------ DATA EXTRACT ------

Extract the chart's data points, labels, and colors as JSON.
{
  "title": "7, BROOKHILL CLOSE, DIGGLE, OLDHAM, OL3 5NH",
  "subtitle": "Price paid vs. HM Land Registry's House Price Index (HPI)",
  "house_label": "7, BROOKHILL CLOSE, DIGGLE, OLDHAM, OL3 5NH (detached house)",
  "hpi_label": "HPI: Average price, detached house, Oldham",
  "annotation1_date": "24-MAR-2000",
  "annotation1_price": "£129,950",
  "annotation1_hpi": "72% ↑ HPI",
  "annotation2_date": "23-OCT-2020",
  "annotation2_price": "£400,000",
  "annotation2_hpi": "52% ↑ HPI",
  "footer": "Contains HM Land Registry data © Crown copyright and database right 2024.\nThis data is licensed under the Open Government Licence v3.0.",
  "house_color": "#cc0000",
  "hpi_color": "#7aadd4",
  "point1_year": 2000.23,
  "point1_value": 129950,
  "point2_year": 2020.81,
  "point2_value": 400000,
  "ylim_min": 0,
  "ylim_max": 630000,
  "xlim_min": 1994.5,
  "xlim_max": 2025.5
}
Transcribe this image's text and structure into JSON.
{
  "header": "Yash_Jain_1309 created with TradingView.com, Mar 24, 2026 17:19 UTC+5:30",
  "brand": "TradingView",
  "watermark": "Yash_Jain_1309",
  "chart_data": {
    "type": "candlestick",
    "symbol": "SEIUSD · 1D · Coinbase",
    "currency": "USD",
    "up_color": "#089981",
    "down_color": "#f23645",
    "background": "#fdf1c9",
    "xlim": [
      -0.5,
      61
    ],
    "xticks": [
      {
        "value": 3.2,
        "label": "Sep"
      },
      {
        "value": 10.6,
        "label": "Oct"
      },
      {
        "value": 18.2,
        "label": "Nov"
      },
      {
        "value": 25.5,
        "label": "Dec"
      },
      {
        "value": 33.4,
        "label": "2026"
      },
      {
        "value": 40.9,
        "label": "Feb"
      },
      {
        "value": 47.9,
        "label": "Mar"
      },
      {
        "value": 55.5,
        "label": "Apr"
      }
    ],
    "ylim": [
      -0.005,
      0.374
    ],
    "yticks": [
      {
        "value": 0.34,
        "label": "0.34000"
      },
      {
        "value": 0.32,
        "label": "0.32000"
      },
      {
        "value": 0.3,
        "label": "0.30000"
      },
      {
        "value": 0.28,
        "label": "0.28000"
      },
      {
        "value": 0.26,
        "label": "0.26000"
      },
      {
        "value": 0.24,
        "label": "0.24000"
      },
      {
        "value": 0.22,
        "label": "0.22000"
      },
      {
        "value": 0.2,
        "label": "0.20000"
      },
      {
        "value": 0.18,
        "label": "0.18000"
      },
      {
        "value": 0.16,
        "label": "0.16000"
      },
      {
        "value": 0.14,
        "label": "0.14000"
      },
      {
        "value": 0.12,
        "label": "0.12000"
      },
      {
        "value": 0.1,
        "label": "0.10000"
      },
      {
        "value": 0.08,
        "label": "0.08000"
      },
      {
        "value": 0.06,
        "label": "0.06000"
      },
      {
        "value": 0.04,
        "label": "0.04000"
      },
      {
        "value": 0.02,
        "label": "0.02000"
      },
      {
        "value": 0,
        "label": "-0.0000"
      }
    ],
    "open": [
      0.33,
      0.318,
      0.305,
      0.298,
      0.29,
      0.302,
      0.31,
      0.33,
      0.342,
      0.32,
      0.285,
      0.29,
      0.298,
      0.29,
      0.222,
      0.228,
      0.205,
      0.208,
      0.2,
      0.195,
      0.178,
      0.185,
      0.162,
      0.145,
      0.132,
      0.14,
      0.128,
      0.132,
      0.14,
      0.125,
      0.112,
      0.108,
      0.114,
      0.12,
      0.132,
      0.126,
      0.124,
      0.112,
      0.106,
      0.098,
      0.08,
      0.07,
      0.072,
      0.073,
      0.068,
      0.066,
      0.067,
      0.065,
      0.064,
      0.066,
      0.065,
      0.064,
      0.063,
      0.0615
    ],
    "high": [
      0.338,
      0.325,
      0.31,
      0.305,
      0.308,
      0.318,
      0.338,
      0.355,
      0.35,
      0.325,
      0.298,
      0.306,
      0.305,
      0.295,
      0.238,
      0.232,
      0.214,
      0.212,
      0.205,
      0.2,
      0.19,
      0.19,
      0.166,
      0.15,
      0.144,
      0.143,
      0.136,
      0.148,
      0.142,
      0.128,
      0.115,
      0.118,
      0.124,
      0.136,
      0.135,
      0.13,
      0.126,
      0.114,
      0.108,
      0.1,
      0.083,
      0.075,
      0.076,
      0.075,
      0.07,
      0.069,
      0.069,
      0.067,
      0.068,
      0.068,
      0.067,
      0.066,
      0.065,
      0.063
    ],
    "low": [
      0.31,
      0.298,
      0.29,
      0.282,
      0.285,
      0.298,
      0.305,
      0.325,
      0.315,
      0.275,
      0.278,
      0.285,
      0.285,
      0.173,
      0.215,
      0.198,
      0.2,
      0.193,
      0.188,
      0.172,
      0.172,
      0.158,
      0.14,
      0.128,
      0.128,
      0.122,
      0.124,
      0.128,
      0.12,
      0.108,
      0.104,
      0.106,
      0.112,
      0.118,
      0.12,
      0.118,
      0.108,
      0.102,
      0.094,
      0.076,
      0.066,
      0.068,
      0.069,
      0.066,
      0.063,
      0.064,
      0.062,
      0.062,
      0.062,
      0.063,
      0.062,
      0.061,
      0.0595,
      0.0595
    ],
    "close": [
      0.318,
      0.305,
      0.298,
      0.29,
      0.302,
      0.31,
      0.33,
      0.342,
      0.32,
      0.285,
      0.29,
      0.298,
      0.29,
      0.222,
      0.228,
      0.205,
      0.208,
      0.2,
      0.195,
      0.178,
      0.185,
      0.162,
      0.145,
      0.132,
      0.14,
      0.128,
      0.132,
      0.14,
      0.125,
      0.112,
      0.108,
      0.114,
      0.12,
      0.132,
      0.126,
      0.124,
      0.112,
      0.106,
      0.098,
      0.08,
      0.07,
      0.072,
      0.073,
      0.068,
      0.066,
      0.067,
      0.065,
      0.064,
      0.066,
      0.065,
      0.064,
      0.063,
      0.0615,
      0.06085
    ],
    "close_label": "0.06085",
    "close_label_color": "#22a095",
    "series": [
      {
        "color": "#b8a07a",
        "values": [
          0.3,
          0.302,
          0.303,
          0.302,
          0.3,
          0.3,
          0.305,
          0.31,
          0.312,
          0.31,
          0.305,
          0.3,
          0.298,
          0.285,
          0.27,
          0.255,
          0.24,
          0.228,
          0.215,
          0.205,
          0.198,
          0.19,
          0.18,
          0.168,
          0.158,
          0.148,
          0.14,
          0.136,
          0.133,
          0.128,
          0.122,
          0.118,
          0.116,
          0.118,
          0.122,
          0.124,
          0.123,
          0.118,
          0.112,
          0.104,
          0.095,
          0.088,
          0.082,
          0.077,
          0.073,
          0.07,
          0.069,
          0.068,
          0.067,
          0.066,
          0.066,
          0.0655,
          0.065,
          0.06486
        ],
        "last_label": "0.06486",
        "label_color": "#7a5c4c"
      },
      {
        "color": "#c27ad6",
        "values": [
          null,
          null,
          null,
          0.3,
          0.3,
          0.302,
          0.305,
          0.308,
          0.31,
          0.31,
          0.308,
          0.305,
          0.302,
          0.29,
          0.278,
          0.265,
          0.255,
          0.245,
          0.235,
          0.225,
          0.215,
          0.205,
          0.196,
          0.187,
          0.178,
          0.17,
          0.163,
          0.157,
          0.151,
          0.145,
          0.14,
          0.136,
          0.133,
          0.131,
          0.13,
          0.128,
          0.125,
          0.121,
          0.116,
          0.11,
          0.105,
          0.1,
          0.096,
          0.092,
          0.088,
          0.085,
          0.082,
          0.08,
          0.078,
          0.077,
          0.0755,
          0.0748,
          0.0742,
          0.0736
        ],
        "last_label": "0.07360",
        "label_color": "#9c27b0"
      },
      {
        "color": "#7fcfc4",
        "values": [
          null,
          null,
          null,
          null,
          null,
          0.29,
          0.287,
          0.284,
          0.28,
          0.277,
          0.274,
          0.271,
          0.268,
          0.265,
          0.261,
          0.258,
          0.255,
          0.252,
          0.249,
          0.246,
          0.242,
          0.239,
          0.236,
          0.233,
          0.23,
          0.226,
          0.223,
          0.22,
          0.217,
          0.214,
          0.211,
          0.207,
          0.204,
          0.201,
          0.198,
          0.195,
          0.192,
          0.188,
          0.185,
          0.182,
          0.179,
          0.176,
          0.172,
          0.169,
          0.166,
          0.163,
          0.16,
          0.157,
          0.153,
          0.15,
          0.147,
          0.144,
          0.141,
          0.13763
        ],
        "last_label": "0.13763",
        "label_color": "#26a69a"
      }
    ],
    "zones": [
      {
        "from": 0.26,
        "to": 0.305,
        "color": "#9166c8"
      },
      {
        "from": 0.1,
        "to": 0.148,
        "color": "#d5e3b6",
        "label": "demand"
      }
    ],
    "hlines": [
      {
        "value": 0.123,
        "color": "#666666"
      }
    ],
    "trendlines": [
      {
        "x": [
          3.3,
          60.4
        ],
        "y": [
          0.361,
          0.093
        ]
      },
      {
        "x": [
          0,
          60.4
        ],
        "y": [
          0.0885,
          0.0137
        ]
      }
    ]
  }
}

------
------ DATA EXTRACT ------

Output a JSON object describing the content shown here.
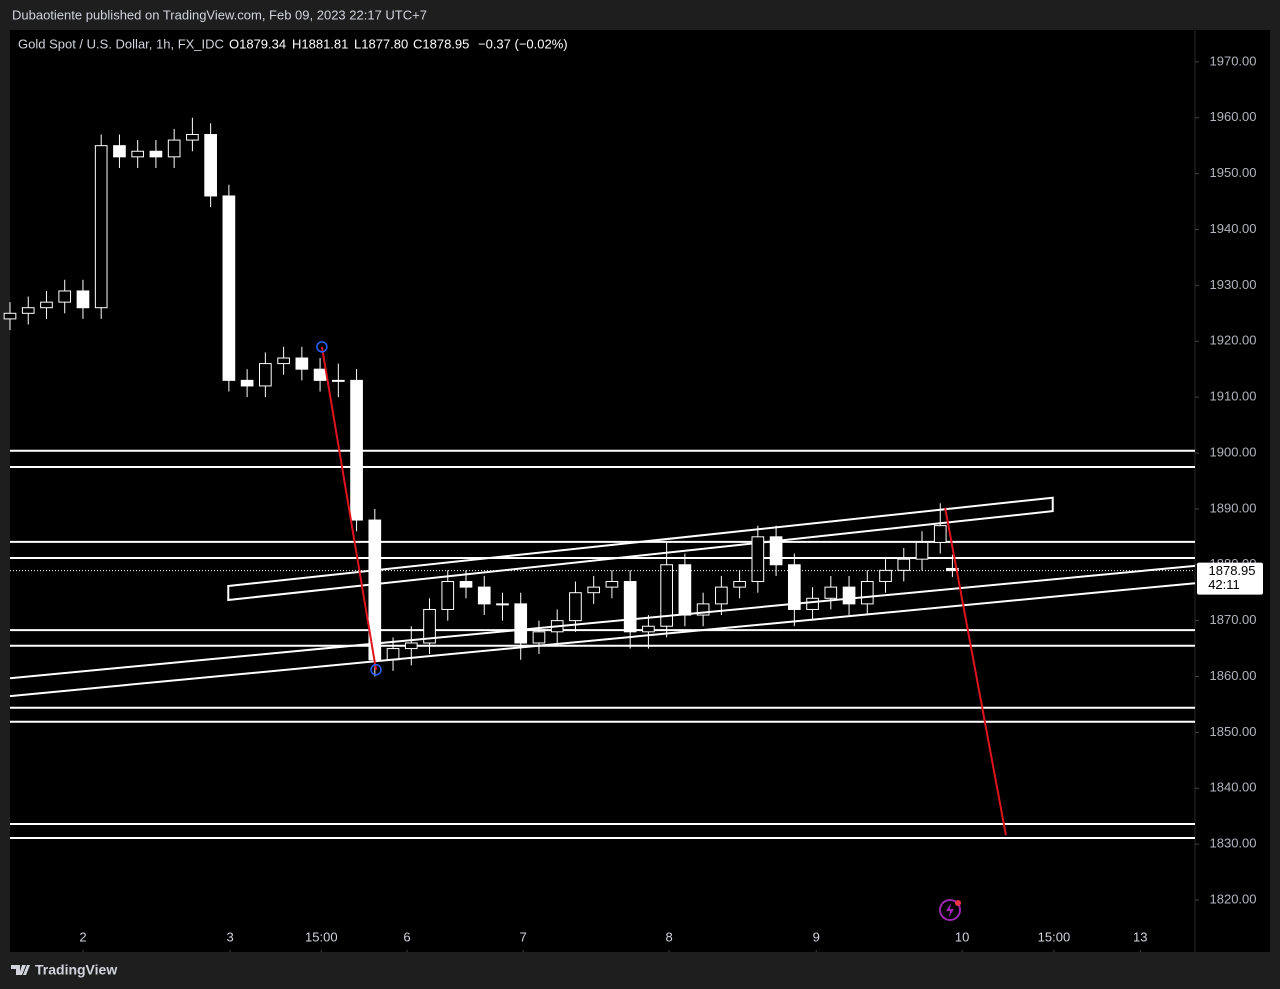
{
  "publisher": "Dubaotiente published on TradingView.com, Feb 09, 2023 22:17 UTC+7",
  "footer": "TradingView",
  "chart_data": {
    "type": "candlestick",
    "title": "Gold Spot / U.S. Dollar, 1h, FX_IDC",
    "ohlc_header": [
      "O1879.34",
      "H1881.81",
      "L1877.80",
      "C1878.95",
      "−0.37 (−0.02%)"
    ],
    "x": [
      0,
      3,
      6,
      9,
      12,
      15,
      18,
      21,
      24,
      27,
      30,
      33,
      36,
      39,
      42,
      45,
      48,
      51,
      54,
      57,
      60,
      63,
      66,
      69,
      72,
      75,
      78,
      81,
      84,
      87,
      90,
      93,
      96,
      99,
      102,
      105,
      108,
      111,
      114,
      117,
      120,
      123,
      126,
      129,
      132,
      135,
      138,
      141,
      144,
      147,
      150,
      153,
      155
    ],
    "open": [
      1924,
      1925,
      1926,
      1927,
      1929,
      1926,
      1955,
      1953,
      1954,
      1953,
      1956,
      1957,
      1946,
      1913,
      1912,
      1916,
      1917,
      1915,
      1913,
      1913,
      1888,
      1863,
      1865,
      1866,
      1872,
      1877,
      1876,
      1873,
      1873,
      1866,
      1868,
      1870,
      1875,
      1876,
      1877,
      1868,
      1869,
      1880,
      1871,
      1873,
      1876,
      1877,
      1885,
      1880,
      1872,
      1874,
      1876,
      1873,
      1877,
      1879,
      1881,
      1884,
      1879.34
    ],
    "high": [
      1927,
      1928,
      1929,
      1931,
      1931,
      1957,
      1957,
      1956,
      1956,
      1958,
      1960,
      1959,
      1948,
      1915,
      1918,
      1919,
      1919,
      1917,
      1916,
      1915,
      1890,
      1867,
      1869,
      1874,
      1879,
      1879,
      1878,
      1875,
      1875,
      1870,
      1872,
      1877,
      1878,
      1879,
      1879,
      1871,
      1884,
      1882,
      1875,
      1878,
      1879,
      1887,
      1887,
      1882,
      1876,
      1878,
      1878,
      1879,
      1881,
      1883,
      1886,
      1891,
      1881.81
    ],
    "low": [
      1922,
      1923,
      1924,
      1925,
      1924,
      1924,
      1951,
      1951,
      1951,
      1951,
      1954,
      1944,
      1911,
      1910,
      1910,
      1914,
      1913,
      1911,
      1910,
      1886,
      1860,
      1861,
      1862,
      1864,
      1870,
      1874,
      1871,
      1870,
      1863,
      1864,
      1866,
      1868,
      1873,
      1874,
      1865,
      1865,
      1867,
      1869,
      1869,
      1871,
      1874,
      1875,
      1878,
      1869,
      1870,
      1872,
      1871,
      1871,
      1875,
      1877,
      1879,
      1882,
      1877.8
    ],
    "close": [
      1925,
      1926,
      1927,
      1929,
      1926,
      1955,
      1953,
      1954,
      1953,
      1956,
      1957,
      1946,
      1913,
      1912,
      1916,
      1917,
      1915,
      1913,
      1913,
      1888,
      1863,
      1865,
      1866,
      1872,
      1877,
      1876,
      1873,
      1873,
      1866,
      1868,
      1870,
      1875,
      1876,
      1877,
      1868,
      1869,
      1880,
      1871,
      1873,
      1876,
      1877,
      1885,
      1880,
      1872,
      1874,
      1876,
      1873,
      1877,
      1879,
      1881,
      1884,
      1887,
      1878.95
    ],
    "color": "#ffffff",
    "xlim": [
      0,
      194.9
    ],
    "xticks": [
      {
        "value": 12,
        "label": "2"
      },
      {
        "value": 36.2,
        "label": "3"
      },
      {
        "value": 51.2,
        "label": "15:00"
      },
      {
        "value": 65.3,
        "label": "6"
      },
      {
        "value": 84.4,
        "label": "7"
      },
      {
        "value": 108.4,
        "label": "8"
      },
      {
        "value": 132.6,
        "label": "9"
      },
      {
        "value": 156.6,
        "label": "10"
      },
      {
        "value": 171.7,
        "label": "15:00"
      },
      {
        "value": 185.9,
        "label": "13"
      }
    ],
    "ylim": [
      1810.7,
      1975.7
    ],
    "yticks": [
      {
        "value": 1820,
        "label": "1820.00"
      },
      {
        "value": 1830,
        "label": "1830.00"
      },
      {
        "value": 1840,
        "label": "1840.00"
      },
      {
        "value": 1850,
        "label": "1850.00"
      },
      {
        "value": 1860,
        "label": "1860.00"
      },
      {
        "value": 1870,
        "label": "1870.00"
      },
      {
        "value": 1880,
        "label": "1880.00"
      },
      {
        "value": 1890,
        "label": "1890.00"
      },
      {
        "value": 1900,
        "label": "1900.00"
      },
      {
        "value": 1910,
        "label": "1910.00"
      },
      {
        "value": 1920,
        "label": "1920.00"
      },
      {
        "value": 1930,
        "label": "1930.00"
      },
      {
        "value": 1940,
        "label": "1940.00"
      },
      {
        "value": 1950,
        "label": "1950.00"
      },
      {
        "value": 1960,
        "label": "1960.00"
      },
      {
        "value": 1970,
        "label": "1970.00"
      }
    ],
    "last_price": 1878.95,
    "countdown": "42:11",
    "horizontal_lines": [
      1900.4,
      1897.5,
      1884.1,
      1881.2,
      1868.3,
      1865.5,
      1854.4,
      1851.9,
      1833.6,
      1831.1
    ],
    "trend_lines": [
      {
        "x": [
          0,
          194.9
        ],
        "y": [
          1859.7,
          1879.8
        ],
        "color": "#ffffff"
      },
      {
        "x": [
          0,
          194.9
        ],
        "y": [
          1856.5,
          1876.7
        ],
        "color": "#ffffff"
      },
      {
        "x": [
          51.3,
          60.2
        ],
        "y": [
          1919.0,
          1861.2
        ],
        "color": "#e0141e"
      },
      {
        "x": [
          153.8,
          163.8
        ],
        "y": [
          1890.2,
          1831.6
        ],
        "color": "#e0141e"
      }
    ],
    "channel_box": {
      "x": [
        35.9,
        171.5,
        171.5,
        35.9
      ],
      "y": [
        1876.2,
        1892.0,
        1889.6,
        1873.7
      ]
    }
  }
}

------

PROBLEM REQUIREMENTS: Show all lines in the entries above where the string "detached" appears.

OUTPUT BELOW:
  "house_label": "7, BROOKHILL CLOSE, DIGGLE, OLDHAM, OL3 5NH (detached house)",
  "hpi_label": "HPI: Average price, detached house, Oldham",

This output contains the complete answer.